JOB
Identify every line in the records below that contains the word "Islamic", and copy each of those lines.

INFORMATION SUPPLIED
——
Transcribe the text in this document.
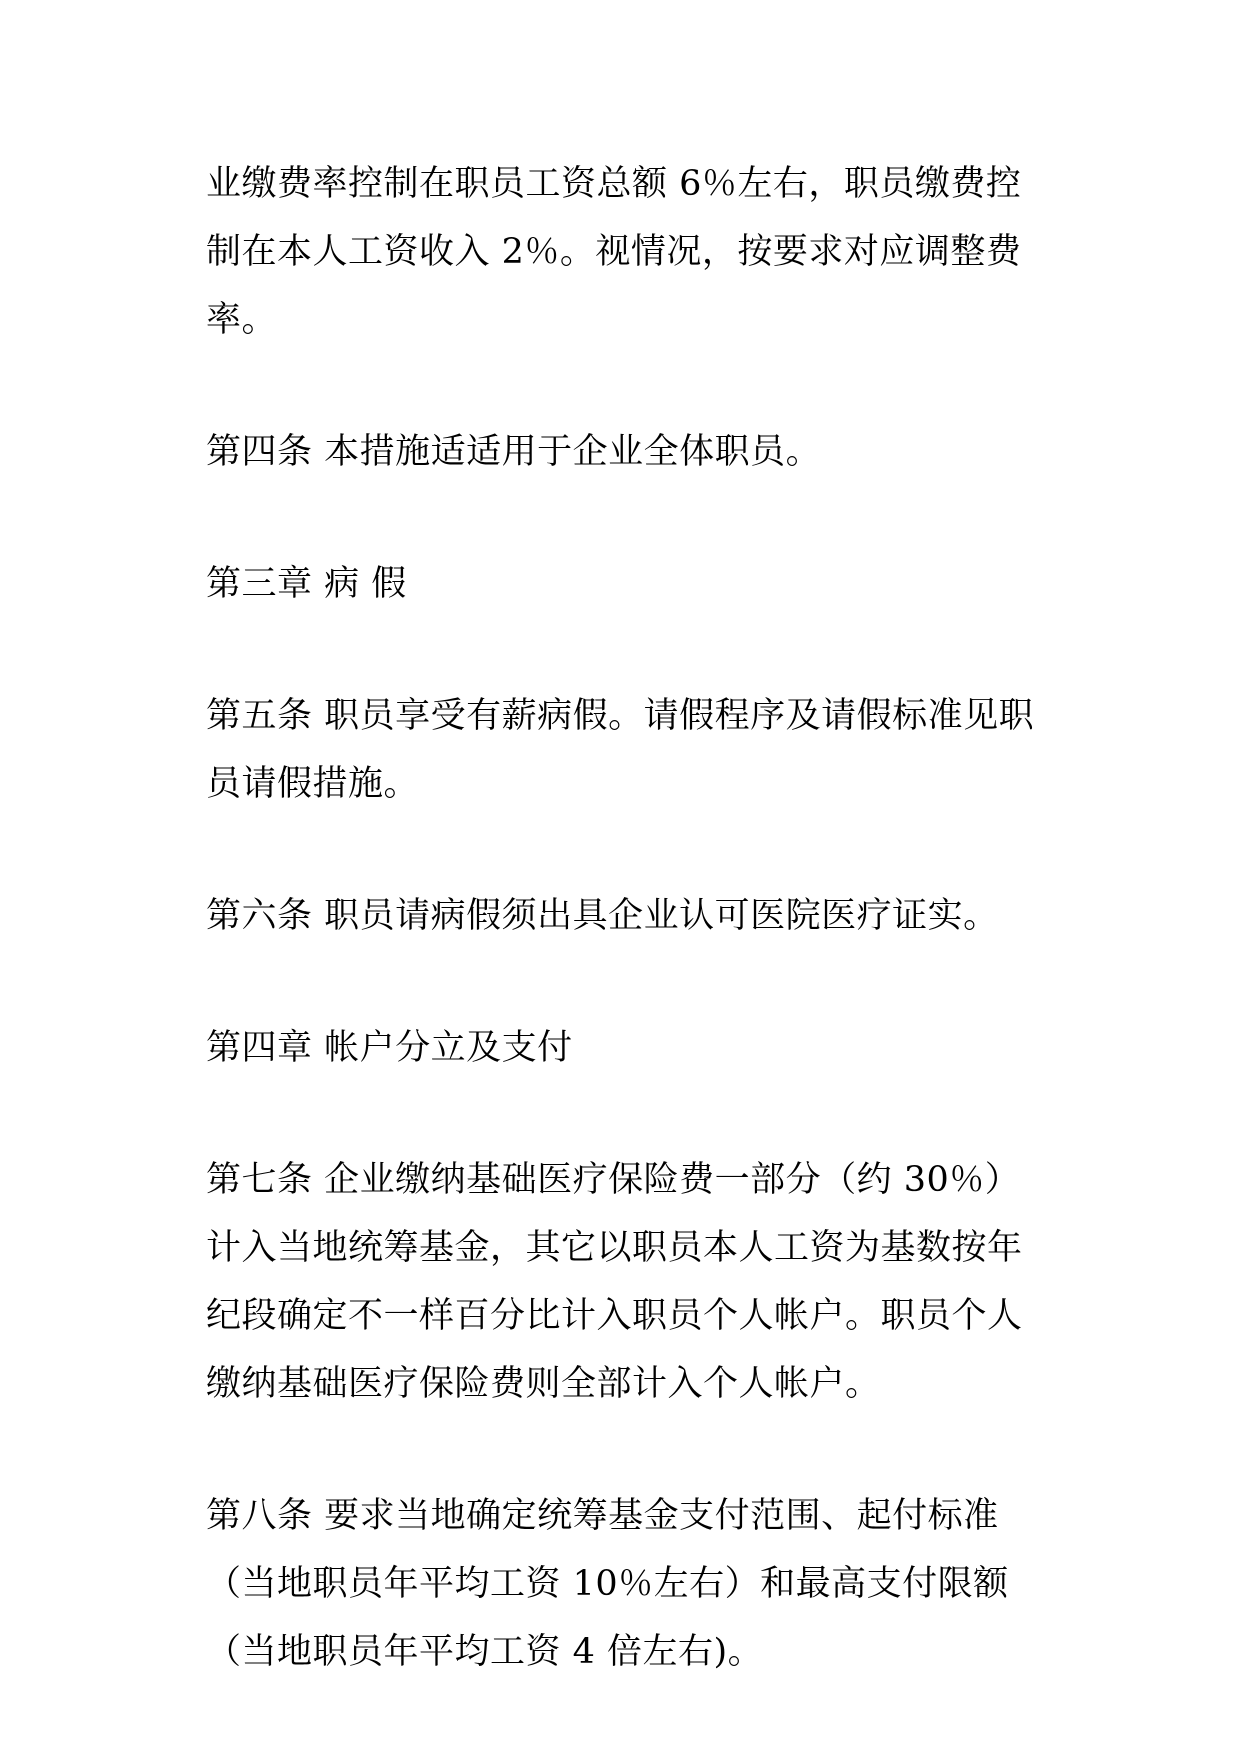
业缴费率控制在职员工资总额 6％左右，职员缴费控制在本人工资收入 2％。视情况，按要求对应调整费率。

第四条 本措施适适用于企业全体职员。

第三章 病 假

第五条 职员享受有薪病假。请假程序及请假标准见职员请假措施。

第六条 职员请病假须出具企业认可医院医疗证实。

第四章 帐户分立及支付

第七条 企业缴纳基础医疗保险费一部分（约 30％）计入当地统筹基金，其它以职员本人工资为基数按年纪段确定不一样百分比计入职员个人帐户。职员个人缴纳基础医疗保险费则全部计入个人帐户。

第八条 要求当地确定统筹基金支付范围、起付标准（当地职员年平均工资 10％左右）和最高支付限额（当地职员年平均工资 4 倍左右)。
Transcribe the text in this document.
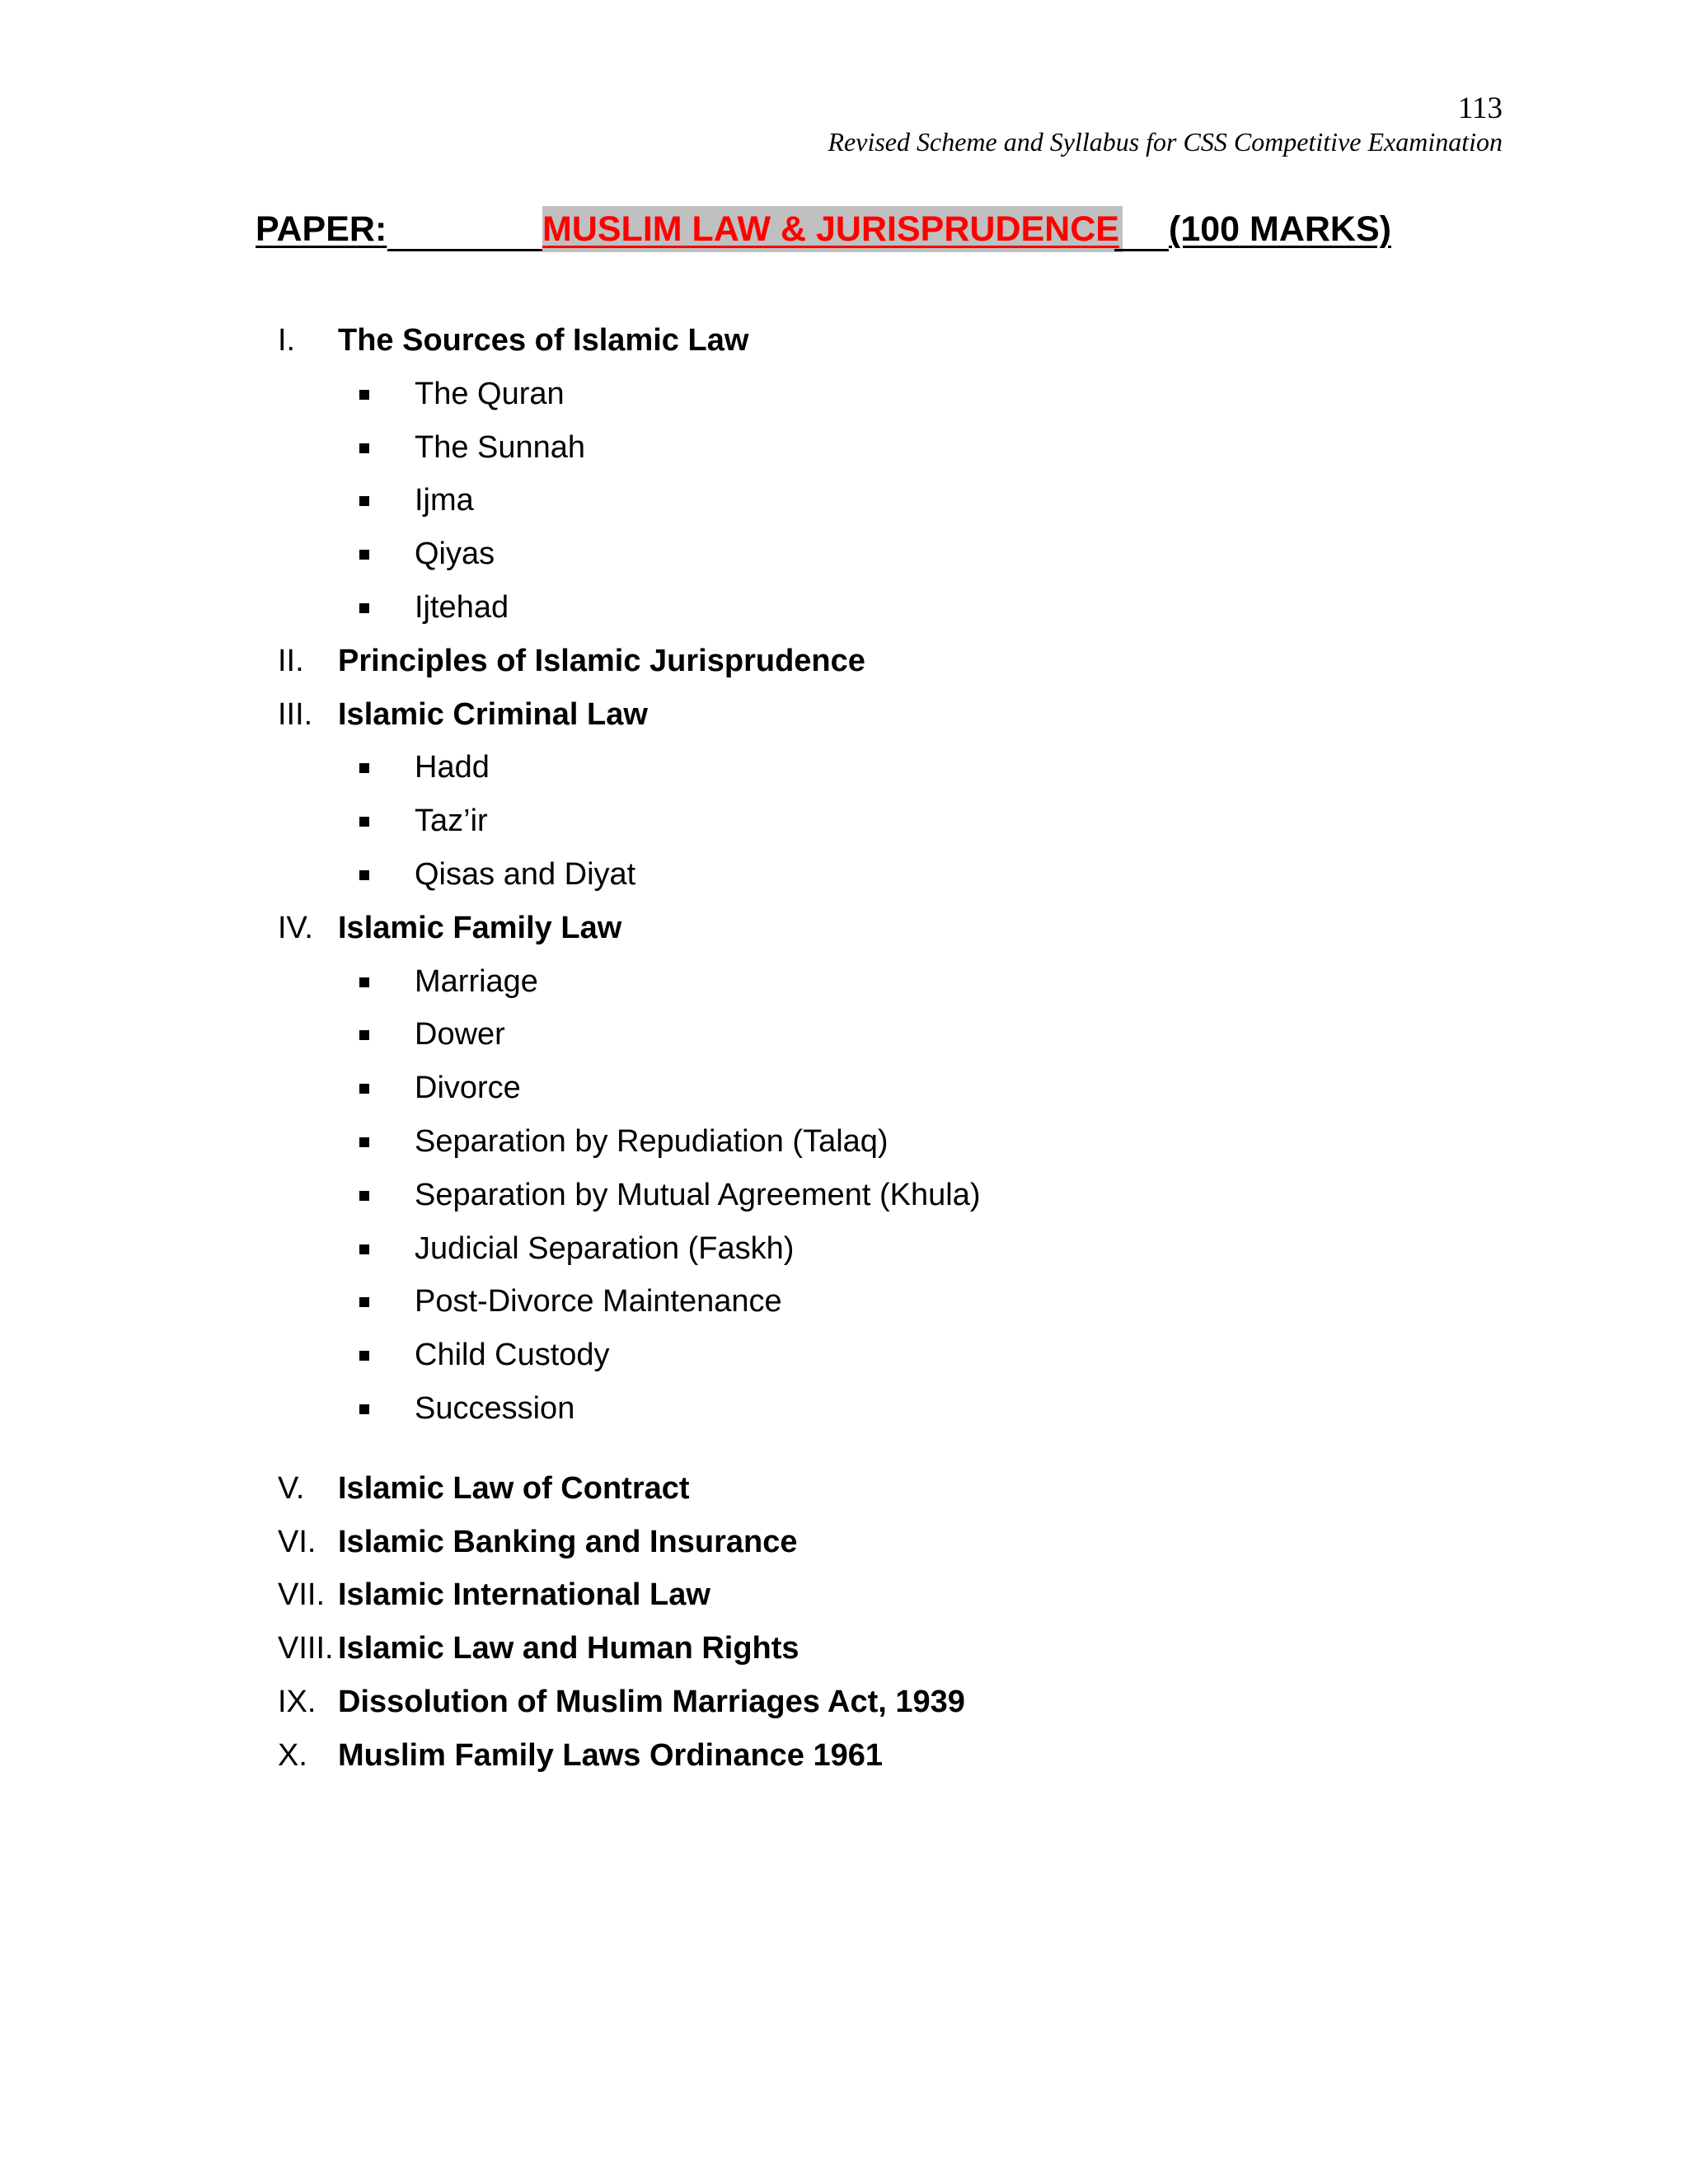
113
Revised Scheme and Syllabus for CSS Competitive Examination
PAPER:	MUSLIM LAW & JURISPRUDENCE (100 MARKS)
I. The Sources of Islamic Law
The Quran
The Sunnah
Ijma
Qiyas
Ijtehad
II. Principles of Islamic Jurisprudence
III. Islamic Criminal Law
Hadd
Taz’ir
Qisas and Diyat
IV. Islamic Family Law
Marriage
Dower
Divorce
Separation by Repudiation (Talaq)
Separation by Mutual Agreement (Khula)
Judicial Separation (Faskh)
Post-Divorce Maintenance
Child Custody
Succession
V. Islamic Law of Contract
VI. Islamic Banking and Insurance
VII. Islamic International Law
VIII. Islamic Law and Human Rights
IX. Dissolution of Muslim Marriages Act, 1939
X. Muslim Family Laws Ordinance 1961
——
ANSWER TO THIS PROBLEM
I. The Sources of Islamic Law
II. Principles of Islamic Jurisprudence
III. Islamic Criminal Law
IV. Islamic Family Law
V. Islamic Law of Contract
VI. Islamic Banking and Insurance
VII. Islamic International Law
VIII. Islamic Law and Human Rights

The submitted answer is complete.